• **PROMPT**
Each line that holds the word "باشرکت" is to be identified and copied.

(Collected data)
* * *
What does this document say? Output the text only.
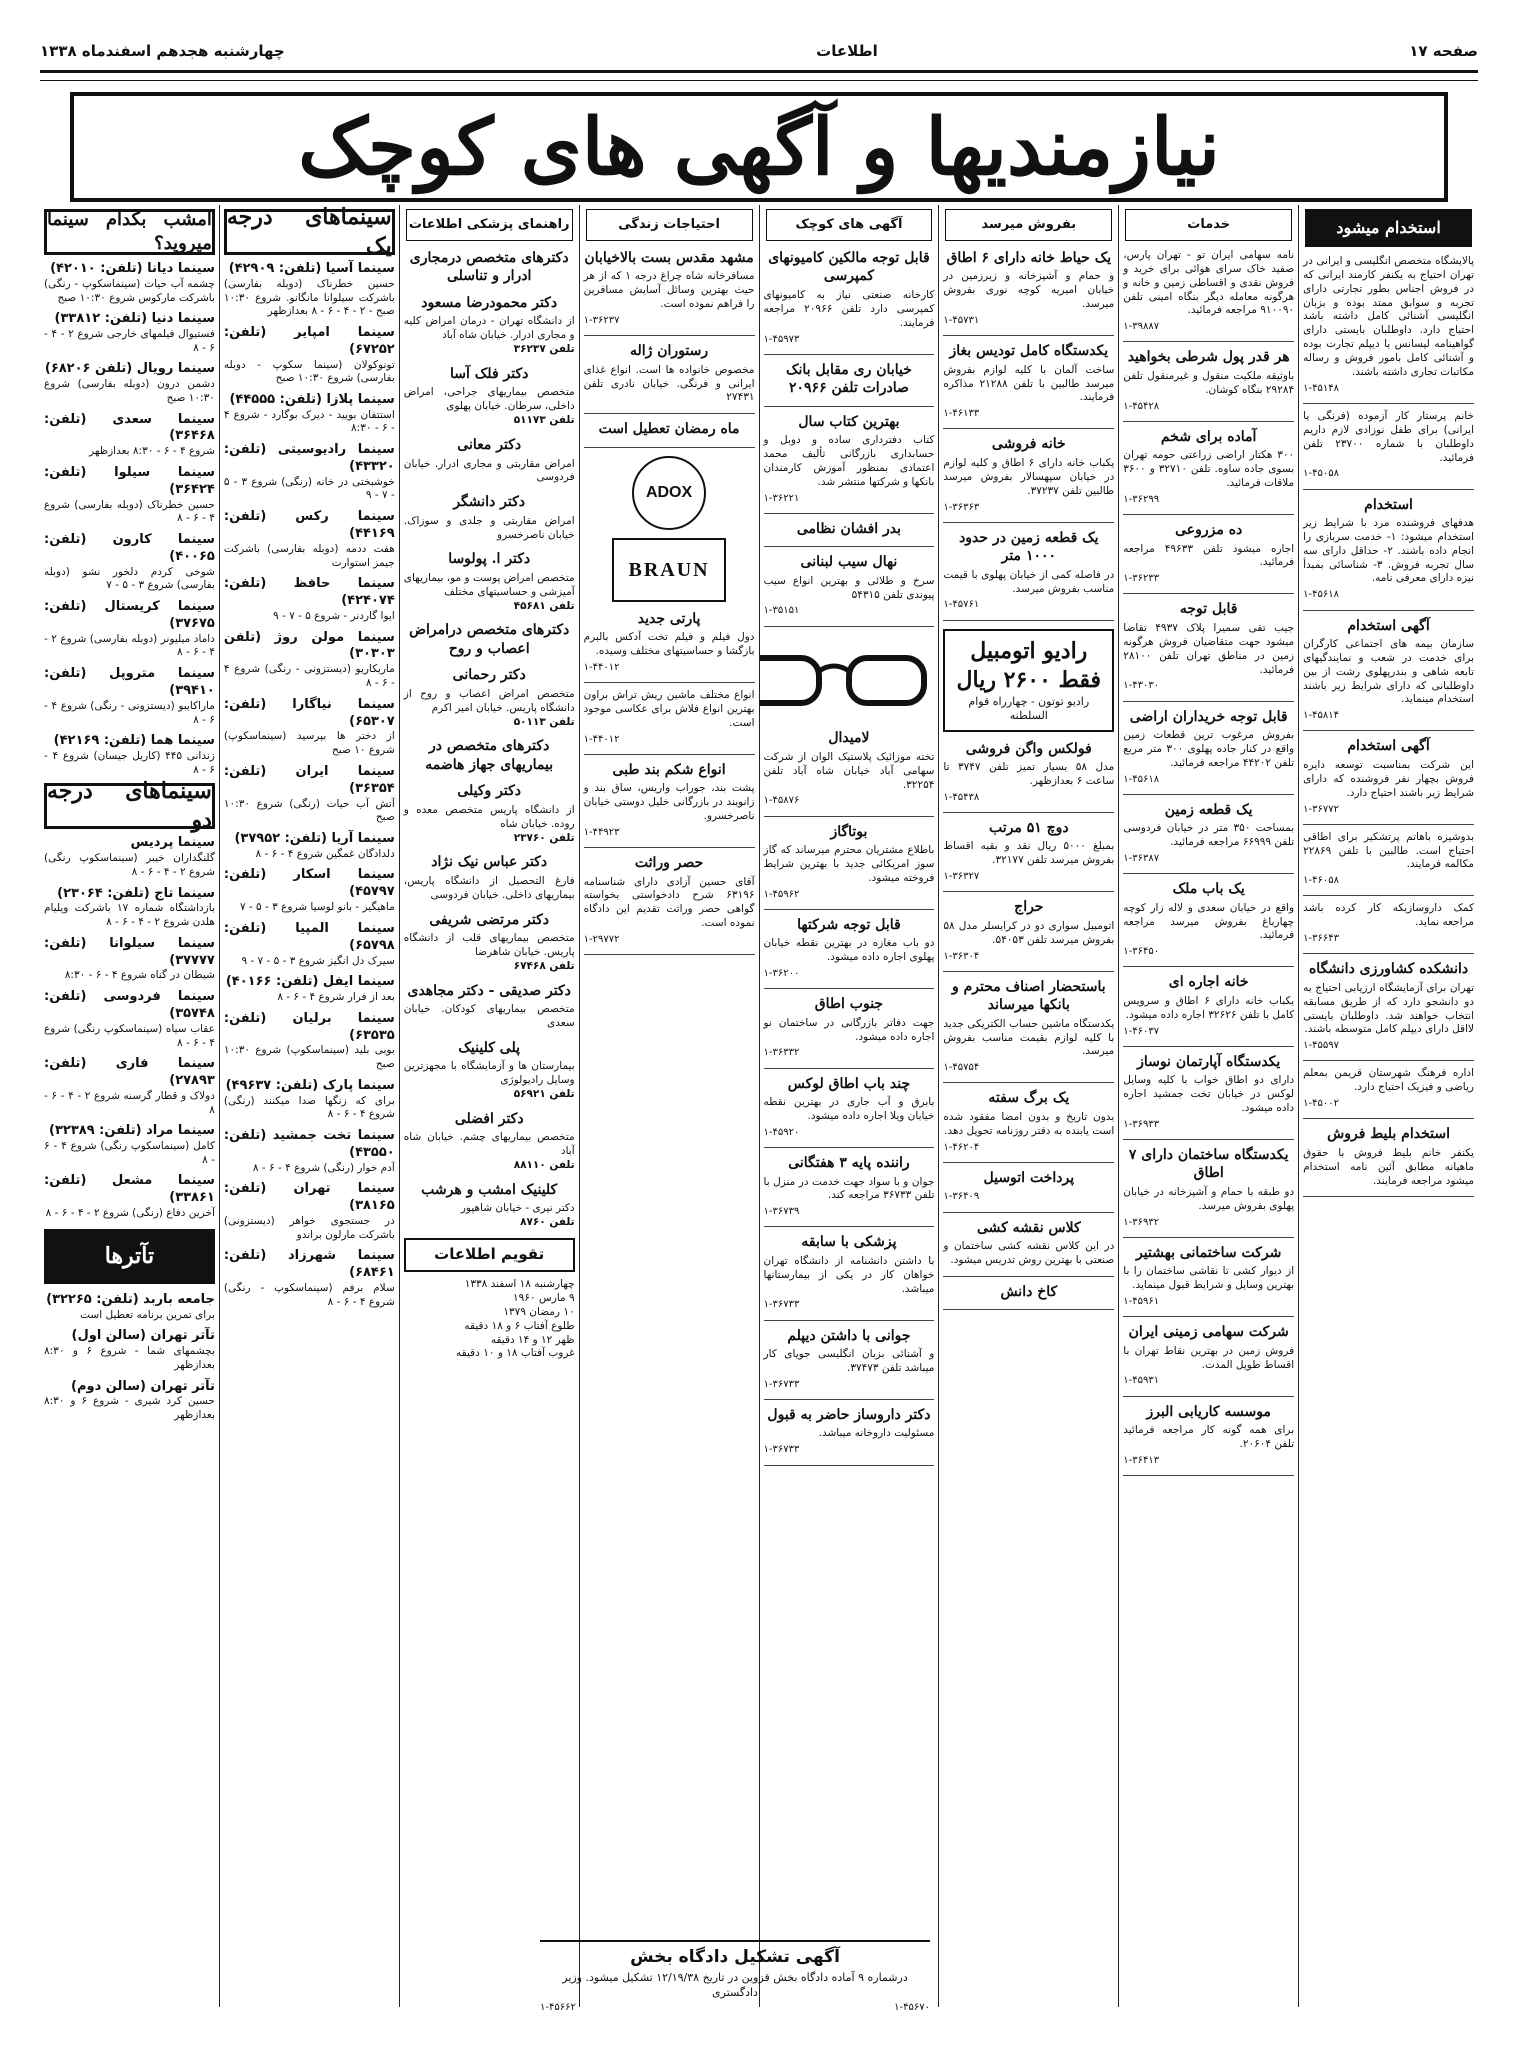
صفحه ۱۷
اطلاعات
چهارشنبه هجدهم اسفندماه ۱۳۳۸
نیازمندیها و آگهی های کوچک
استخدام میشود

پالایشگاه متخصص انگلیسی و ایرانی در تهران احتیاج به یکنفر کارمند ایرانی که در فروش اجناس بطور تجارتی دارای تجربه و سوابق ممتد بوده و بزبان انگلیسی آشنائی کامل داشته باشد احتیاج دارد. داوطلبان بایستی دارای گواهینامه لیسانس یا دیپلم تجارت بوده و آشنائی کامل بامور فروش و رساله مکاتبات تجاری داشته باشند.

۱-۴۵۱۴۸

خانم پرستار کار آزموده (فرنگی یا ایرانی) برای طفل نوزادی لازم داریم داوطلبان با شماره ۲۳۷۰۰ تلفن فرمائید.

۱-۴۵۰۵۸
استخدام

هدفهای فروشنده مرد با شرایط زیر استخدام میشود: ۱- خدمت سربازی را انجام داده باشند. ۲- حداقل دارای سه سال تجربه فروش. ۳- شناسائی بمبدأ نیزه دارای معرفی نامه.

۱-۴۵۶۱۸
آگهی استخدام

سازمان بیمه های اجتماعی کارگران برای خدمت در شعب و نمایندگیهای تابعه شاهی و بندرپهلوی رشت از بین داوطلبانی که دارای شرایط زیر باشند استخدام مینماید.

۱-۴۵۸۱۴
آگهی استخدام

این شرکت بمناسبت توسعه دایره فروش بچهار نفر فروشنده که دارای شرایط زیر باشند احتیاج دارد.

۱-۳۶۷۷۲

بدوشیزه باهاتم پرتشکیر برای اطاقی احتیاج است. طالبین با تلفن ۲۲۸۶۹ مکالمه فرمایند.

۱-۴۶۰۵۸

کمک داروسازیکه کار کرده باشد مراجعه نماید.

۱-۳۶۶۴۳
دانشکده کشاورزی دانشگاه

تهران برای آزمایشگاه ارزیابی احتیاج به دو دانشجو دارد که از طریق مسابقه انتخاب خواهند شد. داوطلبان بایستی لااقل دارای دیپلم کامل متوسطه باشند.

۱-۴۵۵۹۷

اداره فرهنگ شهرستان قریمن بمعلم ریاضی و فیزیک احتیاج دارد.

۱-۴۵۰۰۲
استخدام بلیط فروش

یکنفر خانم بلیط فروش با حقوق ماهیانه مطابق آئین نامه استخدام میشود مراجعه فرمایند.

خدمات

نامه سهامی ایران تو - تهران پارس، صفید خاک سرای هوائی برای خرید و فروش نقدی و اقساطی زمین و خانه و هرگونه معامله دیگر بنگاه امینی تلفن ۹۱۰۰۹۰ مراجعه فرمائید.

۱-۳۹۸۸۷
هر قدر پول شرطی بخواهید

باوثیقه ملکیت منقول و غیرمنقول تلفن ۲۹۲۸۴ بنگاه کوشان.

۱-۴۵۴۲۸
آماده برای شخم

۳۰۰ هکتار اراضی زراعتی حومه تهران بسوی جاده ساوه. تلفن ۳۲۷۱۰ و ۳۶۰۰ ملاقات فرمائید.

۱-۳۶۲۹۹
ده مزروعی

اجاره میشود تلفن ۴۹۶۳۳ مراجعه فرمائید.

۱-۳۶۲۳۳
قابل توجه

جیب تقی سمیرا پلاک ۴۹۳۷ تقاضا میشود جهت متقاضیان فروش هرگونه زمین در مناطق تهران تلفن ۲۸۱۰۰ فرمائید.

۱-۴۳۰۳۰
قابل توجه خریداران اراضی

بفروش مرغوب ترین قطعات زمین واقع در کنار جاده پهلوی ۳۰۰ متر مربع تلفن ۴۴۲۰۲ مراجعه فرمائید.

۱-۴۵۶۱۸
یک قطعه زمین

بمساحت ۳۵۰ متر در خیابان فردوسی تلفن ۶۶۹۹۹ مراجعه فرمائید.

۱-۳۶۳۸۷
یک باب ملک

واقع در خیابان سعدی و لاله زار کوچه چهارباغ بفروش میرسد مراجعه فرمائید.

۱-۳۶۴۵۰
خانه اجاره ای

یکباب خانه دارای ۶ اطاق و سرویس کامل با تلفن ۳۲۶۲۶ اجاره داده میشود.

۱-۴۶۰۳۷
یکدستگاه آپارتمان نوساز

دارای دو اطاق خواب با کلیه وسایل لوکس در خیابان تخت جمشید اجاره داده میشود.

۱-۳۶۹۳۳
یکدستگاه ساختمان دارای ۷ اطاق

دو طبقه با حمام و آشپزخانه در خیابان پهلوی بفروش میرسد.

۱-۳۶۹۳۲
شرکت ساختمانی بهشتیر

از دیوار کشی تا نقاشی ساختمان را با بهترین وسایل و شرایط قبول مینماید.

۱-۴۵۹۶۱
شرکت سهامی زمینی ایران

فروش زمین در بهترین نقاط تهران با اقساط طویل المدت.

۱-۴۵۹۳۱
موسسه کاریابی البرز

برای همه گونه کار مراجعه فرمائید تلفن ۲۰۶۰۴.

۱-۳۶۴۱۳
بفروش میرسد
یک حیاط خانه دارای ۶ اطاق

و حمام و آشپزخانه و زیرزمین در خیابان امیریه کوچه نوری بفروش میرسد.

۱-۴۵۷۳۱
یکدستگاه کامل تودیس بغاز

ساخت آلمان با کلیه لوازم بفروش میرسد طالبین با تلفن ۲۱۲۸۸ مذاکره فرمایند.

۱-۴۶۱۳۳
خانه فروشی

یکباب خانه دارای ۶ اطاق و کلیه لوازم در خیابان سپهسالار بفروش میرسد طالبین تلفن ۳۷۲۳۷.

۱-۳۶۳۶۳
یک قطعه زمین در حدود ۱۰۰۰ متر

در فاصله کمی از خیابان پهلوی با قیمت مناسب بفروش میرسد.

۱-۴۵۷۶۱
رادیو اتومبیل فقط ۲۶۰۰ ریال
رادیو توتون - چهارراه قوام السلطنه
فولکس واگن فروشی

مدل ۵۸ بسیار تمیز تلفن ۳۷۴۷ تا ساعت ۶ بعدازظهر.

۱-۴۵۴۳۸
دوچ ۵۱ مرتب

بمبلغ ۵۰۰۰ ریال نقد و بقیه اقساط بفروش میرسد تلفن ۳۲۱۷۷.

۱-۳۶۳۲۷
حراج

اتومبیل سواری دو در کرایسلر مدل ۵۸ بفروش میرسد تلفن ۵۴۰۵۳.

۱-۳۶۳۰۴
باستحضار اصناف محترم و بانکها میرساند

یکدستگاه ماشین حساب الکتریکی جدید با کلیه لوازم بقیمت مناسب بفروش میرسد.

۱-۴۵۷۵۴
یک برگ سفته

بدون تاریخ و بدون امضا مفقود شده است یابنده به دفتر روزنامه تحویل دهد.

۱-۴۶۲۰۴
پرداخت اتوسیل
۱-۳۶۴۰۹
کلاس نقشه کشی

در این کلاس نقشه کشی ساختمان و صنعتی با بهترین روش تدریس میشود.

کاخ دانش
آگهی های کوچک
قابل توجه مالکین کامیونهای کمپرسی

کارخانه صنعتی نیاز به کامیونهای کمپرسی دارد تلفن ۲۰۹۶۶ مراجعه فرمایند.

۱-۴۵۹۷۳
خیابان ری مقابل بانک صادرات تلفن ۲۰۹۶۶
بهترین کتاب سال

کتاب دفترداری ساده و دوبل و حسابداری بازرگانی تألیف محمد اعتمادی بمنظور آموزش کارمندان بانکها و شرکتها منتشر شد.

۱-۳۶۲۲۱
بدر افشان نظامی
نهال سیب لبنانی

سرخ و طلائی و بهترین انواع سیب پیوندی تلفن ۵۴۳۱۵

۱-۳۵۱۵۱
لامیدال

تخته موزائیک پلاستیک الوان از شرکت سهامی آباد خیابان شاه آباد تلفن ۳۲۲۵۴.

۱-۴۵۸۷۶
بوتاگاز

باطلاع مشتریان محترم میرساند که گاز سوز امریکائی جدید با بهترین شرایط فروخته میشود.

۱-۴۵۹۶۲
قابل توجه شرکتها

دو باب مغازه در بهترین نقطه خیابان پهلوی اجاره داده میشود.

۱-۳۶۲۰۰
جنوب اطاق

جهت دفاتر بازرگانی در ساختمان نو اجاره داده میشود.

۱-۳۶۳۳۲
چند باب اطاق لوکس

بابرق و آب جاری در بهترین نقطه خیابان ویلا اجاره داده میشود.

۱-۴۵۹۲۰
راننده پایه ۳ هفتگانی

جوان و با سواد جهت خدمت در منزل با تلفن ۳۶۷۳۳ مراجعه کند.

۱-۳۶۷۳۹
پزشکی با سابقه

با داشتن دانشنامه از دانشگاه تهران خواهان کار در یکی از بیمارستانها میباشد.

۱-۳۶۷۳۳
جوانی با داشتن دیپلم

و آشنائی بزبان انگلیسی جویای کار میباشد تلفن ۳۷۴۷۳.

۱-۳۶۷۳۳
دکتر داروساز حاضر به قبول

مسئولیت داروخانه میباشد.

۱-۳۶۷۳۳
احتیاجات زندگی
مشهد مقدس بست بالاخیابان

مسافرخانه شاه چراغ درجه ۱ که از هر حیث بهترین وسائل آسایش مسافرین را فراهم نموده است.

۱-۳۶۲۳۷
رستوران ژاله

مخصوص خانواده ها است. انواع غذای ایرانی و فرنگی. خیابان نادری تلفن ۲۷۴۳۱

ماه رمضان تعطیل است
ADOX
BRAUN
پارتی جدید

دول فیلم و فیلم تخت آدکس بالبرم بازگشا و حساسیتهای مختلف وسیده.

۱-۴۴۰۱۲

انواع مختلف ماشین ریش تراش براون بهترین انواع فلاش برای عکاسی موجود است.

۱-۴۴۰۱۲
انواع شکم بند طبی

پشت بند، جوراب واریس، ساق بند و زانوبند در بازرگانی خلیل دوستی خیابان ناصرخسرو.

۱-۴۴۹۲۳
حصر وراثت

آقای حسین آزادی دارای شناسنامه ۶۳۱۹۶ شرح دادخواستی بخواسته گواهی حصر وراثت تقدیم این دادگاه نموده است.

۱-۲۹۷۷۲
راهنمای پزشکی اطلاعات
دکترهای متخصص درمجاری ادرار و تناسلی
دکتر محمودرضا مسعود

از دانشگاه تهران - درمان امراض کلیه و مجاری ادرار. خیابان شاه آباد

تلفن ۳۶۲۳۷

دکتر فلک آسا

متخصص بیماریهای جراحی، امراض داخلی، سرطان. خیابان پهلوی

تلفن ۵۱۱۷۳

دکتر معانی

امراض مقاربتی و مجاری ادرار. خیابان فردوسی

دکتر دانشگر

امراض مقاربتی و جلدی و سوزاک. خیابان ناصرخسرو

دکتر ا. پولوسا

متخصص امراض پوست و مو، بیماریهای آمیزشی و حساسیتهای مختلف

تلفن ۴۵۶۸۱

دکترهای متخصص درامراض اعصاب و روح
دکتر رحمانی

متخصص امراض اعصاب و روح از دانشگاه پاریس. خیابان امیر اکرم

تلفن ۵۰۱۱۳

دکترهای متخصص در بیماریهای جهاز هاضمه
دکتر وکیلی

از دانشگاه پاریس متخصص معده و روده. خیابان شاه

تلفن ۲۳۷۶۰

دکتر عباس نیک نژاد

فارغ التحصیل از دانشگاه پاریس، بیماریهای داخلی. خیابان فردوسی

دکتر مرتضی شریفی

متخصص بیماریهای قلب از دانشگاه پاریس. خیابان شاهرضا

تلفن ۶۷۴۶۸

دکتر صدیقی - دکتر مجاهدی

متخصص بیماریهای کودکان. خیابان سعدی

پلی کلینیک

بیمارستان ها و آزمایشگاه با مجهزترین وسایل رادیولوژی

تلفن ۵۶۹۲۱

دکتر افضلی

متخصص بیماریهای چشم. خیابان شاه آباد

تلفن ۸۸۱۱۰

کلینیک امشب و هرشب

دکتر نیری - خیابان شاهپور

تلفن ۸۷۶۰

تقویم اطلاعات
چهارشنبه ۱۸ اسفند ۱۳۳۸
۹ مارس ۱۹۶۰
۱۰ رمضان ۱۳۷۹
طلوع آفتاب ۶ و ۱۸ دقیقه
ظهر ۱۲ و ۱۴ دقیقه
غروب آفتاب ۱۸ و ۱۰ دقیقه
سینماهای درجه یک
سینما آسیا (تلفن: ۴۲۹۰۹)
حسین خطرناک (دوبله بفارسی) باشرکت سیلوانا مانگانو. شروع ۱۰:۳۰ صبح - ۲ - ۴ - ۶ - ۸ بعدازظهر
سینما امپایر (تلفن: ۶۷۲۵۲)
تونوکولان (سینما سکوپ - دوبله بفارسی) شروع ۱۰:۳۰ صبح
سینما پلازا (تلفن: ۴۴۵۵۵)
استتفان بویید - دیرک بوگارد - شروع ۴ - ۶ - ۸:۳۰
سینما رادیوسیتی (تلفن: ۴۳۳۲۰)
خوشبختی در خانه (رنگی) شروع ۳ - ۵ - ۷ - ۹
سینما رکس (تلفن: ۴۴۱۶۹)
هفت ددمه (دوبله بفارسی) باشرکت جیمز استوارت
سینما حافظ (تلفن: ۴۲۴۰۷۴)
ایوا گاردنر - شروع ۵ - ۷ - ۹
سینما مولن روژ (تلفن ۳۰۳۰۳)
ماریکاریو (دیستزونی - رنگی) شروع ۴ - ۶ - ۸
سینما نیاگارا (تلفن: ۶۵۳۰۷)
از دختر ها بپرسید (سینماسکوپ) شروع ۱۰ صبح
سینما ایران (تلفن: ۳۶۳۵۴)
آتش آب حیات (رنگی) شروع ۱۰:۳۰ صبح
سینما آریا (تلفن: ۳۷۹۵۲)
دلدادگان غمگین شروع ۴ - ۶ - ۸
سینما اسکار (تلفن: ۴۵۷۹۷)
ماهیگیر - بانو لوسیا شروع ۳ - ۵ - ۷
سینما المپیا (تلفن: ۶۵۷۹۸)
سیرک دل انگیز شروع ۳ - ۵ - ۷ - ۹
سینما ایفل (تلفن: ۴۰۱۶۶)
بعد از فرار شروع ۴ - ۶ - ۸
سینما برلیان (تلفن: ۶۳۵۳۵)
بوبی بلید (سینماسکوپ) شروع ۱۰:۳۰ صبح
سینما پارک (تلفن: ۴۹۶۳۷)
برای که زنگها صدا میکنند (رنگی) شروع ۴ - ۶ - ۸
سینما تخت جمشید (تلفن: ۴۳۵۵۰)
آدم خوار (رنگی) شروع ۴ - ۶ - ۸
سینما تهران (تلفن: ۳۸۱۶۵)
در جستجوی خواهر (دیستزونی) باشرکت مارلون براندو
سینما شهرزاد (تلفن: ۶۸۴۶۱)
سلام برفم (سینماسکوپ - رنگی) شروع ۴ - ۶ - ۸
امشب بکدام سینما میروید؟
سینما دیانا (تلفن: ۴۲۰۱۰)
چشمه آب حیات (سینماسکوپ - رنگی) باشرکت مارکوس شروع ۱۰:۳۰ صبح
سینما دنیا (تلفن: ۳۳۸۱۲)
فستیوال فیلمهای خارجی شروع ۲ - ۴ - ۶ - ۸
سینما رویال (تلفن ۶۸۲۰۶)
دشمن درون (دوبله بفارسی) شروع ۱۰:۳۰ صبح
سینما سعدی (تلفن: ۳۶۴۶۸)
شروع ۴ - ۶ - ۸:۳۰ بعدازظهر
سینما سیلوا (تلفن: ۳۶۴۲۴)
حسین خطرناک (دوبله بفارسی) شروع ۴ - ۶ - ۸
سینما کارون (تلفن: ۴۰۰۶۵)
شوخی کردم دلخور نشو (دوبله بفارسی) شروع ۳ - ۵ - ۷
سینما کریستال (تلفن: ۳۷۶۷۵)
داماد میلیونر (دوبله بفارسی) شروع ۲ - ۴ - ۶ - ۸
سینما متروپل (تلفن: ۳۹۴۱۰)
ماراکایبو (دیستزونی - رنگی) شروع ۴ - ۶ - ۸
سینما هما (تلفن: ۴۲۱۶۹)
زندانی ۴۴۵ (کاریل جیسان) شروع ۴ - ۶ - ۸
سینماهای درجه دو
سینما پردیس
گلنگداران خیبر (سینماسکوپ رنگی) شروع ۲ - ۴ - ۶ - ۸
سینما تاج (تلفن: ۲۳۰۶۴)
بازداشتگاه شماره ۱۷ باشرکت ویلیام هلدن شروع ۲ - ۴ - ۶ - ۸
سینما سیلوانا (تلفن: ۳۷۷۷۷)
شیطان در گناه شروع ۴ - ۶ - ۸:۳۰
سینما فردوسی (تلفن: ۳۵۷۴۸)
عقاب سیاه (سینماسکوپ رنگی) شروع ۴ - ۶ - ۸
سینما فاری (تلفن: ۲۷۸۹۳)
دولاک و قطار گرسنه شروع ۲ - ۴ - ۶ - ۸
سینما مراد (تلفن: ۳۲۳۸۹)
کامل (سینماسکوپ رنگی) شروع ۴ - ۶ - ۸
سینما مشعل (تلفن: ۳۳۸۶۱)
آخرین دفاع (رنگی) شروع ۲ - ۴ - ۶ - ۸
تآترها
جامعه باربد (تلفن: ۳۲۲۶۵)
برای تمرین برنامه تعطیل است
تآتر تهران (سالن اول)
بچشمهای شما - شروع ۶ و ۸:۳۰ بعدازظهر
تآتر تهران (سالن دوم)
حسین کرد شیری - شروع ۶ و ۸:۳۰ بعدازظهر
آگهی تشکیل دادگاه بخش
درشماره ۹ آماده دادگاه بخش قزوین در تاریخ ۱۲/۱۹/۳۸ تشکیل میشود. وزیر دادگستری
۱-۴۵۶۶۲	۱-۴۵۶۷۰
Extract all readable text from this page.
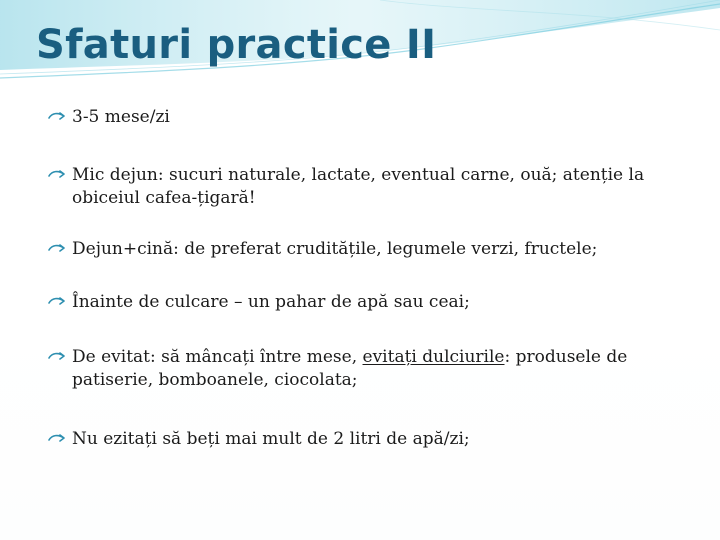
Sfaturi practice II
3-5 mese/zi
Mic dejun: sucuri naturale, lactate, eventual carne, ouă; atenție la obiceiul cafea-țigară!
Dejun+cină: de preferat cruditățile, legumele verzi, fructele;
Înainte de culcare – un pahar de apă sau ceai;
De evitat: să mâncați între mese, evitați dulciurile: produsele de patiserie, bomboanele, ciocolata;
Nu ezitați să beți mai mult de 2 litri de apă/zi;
* * *
• **EXERCISE RESULT**
حسین خطرناک (دوبله بفارسی) باشرکت سیلوانا مانگانو. شروع ۱۰:۳۰ صبح - ۲ - ۴ - ۶ - ۸ بعدازظهر
هفت ددمه (دوبله بفارسی) باشرکت جیمز استوارت
در جستجوی خواهر (دیستزونی) باشرکت مارلون براندو
چشمه آب حیات (سینماسکوپ - رنگی) باشرکت مارکوس شروع ۱۰:۳۰ صبح
بازداشتگاه شماره ۱۷ باشرکت ویلیام هلدن شروع ۲ - ۴ - ۶ - ۸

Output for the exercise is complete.